Task requirements:
Copy out, from the entries below, each line holding the string "восточном".

Data shown:
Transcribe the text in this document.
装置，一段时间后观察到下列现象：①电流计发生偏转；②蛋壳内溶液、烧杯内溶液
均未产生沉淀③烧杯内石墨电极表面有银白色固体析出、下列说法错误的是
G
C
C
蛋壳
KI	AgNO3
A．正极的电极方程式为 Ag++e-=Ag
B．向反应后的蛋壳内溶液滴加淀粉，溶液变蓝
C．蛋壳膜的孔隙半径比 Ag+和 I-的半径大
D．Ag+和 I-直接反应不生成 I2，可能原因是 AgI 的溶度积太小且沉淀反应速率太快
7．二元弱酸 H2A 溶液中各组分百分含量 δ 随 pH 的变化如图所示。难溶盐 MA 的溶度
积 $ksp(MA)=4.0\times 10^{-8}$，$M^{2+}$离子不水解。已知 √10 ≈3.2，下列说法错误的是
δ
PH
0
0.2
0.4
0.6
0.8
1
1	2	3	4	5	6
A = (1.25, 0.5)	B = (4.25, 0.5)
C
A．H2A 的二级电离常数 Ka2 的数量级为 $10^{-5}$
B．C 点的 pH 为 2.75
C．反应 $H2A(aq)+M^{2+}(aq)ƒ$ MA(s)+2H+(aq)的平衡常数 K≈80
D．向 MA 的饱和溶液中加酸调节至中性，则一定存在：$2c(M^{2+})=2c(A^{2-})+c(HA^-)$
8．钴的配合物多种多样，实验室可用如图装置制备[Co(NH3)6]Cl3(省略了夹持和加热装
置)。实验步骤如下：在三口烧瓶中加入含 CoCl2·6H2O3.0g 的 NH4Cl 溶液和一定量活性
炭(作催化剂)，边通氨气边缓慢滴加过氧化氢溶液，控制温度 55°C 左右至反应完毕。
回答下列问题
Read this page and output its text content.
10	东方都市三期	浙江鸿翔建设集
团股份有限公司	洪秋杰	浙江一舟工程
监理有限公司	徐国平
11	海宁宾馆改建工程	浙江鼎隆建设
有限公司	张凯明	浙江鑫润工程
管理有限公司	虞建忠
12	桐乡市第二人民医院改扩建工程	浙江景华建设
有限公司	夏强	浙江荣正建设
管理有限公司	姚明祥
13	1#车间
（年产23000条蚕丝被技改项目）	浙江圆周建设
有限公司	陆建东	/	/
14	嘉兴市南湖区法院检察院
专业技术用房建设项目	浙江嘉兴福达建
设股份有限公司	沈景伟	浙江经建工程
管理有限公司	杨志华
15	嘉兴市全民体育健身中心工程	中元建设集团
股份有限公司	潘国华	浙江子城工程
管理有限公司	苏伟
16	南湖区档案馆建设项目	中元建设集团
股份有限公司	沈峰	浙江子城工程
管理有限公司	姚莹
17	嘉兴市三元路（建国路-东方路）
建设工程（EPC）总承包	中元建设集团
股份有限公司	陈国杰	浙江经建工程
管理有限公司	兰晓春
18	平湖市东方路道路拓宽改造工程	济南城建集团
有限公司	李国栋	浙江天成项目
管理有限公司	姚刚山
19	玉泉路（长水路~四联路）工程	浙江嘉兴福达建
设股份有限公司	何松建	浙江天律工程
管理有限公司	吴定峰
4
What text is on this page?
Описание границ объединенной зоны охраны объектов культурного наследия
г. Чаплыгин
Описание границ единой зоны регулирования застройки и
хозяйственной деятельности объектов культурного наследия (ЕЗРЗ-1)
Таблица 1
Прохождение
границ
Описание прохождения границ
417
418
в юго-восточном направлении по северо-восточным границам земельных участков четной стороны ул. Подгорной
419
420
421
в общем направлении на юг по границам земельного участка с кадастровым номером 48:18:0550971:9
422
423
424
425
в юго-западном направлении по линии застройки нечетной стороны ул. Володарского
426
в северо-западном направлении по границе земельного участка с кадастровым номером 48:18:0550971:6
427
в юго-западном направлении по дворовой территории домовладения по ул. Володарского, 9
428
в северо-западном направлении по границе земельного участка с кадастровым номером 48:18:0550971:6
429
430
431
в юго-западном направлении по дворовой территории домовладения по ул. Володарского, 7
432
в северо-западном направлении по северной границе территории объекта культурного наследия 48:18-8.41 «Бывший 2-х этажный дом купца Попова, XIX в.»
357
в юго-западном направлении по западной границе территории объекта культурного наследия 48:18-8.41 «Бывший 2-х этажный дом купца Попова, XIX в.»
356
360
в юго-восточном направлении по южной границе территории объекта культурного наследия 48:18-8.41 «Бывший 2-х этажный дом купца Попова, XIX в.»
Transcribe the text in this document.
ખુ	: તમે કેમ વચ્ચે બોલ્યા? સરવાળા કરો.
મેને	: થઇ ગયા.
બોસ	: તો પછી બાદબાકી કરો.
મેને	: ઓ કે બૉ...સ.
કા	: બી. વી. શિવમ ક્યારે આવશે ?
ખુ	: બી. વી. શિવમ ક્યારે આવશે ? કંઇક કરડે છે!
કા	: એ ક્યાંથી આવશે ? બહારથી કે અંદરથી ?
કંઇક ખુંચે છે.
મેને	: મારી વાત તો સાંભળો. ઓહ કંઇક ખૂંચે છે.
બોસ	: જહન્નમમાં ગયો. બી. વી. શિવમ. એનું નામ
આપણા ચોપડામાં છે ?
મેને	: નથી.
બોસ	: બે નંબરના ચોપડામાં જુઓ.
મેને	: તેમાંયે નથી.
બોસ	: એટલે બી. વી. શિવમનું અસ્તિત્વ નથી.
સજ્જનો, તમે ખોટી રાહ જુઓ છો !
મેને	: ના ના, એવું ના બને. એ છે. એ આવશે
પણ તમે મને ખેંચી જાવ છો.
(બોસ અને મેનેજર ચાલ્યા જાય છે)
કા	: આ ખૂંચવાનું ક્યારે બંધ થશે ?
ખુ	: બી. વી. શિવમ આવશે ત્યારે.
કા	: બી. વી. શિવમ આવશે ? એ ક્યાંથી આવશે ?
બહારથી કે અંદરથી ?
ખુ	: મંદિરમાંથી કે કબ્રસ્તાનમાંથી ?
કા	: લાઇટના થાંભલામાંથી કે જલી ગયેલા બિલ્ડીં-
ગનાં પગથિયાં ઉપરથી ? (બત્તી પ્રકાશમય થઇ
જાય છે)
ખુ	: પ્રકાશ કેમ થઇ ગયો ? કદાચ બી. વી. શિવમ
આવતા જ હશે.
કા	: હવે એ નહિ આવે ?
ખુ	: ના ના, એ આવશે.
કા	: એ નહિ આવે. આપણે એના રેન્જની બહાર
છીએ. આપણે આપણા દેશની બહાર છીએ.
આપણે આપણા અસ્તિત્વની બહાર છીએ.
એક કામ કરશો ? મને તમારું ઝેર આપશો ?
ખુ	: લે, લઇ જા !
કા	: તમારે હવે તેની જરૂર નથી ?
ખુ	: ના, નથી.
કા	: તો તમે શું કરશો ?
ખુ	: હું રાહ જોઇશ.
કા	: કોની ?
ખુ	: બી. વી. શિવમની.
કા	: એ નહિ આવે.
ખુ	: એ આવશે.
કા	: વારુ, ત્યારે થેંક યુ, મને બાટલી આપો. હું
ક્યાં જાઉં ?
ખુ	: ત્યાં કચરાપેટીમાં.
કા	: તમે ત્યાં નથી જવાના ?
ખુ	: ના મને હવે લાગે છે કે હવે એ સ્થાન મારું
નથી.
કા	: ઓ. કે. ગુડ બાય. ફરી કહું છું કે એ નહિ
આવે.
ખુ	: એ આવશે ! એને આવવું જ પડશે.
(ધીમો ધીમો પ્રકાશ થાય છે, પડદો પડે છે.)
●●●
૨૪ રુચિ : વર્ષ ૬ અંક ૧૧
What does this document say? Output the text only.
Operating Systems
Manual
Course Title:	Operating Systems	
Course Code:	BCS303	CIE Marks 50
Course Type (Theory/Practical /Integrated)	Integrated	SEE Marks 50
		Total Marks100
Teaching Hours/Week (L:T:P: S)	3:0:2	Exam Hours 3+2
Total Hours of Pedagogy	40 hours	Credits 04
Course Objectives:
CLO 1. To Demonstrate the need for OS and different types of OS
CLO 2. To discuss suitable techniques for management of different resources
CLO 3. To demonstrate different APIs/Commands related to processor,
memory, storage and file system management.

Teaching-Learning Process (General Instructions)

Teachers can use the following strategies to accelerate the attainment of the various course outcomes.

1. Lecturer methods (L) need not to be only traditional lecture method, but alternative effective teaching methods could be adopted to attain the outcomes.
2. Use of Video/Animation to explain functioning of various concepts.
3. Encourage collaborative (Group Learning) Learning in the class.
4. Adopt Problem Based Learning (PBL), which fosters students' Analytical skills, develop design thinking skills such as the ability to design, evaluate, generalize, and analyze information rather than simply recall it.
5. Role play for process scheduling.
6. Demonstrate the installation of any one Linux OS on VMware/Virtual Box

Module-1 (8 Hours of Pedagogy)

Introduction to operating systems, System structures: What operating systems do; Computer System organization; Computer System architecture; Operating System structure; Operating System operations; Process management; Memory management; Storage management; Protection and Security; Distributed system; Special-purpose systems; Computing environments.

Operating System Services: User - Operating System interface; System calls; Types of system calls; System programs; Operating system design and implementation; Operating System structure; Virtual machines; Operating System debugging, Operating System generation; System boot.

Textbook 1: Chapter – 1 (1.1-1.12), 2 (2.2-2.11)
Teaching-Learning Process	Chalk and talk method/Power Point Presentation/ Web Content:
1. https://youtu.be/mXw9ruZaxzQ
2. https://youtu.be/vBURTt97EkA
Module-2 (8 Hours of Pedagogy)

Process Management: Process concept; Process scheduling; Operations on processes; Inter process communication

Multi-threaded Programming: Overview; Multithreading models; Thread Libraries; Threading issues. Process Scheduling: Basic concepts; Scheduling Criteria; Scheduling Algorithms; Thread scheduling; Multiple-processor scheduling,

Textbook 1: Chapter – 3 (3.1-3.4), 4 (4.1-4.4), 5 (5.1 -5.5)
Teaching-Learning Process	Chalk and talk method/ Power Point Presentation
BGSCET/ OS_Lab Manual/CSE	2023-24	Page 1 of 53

Task solution:
в юго-восточном направлении по северо-восточным границам земельных участков четной стороны ул. Подгорной
в юго-восточном направлении по южной границе территории объекта культурного наследия 48:18-8.41 «Бывший 2-х этажный дом купца Попова, XIX в.»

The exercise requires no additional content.